* [Text excerpt]
START

Would the hon. Member indicate the number of unemployed there would now be in this country if it were not for Marshall aid?

Mr. Poole

I shall not attempt to do that, because I should be out of Order. I shall gladly go into the Division Lobby to make the City of London a constituency more comparable with the other constituencies which will be provided for by this Bill.

Mr. Harold Roberts (Birmingham, Handsworth)

The Debate on this subject must be inseparably connected with the Debate on the university seats which was concluded yesterday. I think it is fair to say that Government speakers, particularly from the Front Bench, treat this matter as if Members on this side were defending anomalies, as if it were the Euclidian proposition that there must always be "one man, one vote," that there must always be "one vote, one value," as near as can be, that any attempt at special representation should be abandoned, that constitutional changes might be brought in without a mandate, and that it was untrue to say that a constitutional change such as this required a preliminary conference.

I will try to examine a few of these propositions, and I will take them in the reverse order. We had the advantage yesterday of two constitutional propositions being dealt with by the Leader of the House and the Home Secretary. The Leader of the House reminded us, as he said, that there was no mandate for the Representation of the People Act in 1928. He said: The Conservative Party did not have it in their election manifesto in 1924. Probably the diehards in the party machine were too powerful for them to put it in; they were the trouble when it was put through Parliament."—[OFFICIAL REPORT, 16th March, 1948; Vol. 448, C. 1936.] That was a very characteristic sneer, spoiled only by the fact that it bore no relation to the facts. We had later an interesting analysis of the conference idea from the Home Secretary, in which he said that since the Reform Act, 1932, only one conference had taken place. I think it may be as well as say, not being a great historical student, that I have been driven to make a little research into the facts since last night, and that I desire to test the accuracy of this statement to see where it leads us.

First, there appears to be common ground that the Franchise Act, 1832, was not an agreed or conference settlement. It was imposed by the triumphant Whigs and Radicals on the defeated Tories, but it was imposed on them after a hotly-contested election on that very issue, and in pursuance of an overwhelming mandate. We next come to the Act of 1867, about which the Home Secretary appeared to be so confused. What happened was this: the Tory leader of the House, Mr. Disraeli, shortly afterwards Prime Minister, introduced a Bill which was thought to be trivial and paltry. He accepted Amendment after Amendment from the Liberal benches, and the Bill was passed. It was passed, be it noted, as an agreed Measure——

The Chairman

I am not at all clear as to the relevance of these historical reminiscences to the Amendment before the committee.

Mr. Pickthorn (Cambridge University)

On a point of Order. May I respectfully remind you, Major Milner, that all these instances were adduced from the Treasury Bench yesterday, that they were not, in the belief of many of us on this side, correctly adduced, and that, therefore, it must be in Order for those who think their history is more accurate also to use these illustrations?

The Chairman

I cannot agree that it is competent for hon. Members to answer, in this Debate, matters which were raised in yesterday's Debate on an entirely different subject although, it may be, associated in some degree.

END

* [Problems and tasks]
[1] Answer these questions using the parliamentary debate excerpt:
(a) Which constituency does Mr. Poole say he will vote to make more comparable with the others?
(b) According to Mr. Roberts, who introduced the Bill that became the Act of 1867?
(c) By what name does Mr. Pickthorn address the Chairman in his point of Order?
[2] From the parliamentary debate excerpt, reproduce everything from "I shall not" down to "Roberts (Birmingham, Handsworth)".
The material that follows comes from a separate source.

* [Material provided]
START

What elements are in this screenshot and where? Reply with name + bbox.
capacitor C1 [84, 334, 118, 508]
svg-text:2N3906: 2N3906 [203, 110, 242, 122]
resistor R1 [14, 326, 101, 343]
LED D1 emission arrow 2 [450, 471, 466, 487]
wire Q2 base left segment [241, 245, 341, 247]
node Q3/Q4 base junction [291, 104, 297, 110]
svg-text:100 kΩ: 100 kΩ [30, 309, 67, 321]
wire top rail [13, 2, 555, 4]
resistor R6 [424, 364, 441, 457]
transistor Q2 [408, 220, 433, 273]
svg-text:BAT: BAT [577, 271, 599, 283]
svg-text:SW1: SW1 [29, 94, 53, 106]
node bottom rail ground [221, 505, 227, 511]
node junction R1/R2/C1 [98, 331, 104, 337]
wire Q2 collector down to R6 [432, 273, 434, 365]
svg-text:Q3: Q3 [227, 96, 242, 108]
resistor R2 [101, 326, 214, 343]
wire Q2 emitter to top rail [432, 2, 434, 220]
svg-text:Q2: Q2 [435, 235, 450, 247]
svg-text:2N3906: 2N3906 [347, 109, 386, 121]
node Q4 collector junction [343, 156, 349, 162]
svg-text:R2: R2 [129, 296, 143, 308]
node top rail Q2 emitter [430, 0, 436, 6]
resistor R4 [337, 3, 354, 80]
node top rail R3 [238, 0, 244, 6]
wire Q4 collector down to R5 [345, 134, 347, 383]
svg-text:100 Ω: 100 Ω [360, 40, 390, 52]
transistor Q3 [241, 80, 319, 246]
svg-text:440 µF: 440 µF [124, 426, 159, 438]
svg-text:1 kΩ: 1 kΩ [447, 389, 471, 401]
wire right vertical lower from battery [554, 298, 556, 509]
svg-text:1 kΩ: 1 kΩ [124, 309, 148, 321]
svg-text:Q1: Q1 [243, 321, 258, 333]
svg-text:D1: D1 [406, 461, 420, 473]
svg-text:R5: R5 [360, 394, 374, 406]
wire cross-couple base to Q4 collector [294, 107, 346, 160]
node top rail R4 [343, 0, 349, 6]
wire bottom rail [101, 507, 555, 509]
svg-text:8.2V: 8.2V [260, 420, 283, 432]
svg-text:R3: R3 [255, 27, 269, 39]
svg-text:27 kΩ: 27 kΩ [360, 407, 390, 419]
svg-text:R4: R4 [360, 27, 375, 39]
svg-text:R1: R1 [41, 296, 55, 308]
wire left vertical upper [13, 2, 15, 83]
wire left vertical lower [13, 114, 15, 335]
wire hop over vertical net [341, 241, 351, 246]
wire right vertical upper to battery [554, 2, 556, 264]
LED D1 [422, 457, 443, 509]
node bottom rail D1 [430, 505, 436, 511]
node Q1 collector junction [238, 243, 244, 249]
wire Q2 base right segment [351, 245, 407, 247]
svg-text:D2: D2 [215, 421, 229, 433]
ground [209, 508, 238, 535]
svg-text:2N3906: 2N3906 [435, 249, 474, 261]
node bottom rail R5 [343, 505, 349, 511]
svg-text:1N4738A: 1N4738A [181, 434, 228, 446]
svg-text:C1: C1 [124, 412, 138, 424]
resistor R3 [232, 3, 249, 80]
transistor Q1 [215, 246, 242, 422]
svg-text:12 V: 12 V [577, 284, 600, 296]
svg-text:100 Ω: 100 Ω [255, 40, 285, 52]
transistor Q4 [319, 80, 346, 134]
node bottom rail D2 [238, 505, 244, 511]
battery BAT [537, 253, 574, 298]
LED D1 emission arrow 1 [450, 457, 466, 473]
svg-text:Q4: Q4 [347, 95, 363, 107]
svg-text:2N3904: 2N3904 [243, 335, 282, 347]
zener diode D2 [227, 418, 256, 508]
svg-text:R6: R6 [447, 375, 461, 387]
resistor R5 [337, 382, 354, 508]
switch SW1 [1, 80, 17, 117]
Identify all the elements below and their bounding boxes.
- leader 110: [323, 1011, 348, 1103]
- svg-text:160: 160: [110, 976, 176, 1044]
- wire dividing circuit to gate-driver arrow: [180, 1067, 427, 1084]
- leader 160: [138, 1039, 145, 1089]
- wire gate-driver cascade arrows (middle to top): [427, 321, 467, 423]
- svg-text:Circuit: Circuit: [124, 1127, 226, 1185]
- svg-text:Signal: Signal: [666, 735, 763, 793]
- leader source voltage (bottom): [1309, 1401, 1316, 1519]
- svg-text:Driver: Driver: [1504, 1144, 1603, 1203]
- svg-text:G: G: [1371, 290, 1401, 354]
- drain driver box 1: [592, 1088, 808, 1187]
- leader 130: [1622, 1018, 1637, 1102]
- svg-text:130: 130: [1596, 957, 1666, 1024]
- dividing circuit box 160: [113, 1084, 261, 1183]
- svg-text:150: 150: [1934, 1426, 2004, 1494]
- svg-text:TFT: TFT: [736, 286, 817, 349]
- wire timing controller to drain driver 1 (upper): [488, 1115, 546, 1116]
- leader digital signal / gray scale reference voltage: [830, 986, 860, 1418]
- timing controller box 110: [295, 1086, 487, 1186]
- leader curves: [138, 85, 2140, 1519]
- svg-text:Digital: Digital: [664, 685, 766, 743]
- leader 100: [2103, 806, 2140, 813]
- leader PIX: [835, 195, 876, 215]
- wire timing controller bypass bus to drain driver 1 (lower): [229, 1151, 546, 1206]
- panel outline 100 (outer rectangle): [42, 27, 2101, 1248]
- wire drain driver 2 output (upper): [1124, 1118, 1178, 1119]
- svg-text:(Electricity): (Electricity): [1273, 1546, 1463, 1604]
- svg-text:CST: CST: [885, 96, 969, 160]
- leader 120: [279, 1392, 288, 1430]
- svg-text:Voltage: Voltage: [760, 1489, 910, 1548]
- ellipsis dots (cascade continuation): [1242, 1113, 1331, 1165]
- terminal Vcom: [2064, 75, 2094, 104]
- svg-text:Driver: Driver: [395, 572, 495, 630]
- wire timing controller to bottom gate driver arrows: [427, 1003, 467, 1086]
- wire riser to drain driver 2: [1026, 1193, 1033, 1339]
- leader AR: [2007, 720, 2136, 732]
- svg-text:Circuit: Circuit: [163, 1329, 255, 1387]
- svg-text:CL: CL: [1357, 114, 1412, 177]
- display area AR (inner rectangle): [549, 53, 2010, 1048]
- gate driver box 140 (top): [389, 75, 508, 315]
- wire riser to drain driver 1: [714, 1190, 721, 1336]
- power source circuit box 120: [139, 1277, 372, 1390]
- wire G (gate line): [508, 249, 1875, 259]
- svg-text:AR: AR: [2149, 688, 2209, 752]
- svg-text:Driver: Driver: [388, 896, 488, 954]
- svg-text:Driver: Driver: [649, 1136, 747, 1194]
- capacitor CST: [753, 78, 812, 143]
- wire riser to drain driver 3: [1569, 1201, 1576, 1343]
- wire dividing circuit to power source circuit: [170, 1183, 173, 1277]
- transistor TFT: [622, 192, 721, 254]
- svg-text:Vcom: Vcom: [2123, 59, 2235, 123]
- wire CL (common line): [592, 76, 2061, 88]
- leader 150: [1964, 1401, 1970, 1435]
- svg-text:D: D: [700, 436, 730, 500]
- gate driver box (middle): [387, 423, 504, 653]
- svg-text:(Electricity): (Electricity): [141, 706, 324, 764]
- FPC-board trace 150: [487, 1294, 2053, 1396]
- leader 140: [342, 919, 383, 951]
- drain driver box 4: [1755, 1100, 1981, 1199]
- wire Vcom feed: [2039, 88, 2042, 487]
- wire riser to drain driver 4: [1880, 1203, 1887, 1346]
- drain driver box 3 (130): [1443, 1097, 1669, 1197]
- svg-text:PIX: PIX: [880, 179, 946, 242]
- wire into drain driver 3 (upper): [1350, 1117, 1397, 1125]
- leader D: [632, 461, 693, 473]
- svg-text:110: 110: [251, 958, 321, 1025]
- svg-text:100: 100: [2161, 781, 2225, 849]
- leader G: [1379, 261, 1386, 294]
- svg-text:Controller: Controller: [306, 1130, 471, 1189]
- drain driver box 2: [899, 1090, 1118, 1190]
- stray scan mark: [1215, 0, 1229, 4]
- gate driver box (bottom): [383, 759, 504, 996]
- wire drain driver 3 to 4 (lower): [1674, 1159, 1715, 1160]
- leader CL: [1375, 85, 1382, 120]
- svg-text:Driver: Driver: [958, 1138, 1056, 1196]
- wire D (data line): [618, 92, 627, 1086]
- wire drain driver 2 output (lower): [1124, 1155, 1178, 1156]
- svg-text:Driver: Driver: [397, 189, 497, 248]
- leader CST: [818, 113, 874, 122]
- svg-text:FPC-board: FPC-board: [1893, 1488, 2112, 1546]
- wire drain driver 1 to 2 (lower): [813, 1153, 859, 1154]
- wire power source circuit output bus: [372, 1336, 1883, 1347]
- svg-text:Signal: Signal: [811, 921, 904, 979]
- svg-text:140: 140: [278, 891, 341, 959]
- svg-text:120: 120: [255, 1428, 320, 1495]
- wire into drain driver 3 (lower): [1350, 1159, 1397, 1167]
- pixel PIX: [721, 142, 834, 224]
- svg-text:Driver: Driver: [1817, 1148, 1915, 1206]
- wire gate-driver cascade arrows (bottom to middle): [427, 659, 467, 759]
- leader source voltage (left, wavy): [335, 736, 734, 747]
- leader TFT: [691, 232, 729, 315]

END

* [Responses per task]
[1]
(a) The City of London.
(b) Mr. Disraeli, the Tory leader of the House.
(c) Major Milner.

[2]
I shall not attempt to do that, because I should be out of Order. I shall gladly go into the Division Lobby to make the City of London a constituency more comparable with the other constituencies which will be provided for by this Bill.

Mr. Harold Roberts (Birmingham, Handsworth)